Copy every record below exactly as written, but leave out the pictures.
--- start of Entries ---
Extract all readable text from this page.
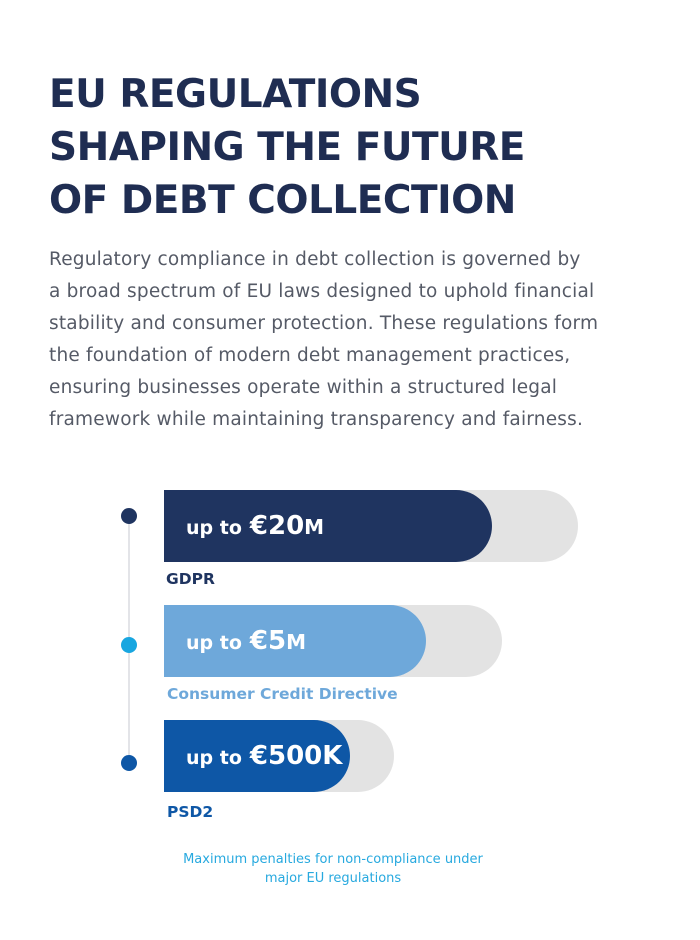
EU REGULATIONS
SHAPING THE FUTURE
OF DEBT COLLECTION

Regulatory compliance in debt collection is governed by
a broad spectrum of EU laws designed to uphold financial
stability and consumer protection. These regulations form
the foundation of modern debt management practices,
ensuring businesses operate within a structured legal
framework while maintaining transparency and fairness.

up to €20 M
GDPR
up to €5 M
Consumer Credit Directive
up to €500K
PSD2

Maximum penalties for non-compliance under
major EU regulations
--- end of Entries ---
**Correct response:**
Extract all readable text from this page.
EU REGULATIONS
SHAPING THE FUTURE
OF DEBT COLLECTION

Regulatory compliance in debt collection is governed by
a broad spectrum of EU laws designed to uphold financial
stability and consumer protection. These regulations form
the foundation of modern debt management practices,
ensuring businesses operate within a structured legal
framework while maintaining transparency and fairness.

up to €20 M
GDPR
up to €5 M
Consumer Credit Directive
up to €500K
PSD2

Maximum penalties for non-compliance under
major EU regulations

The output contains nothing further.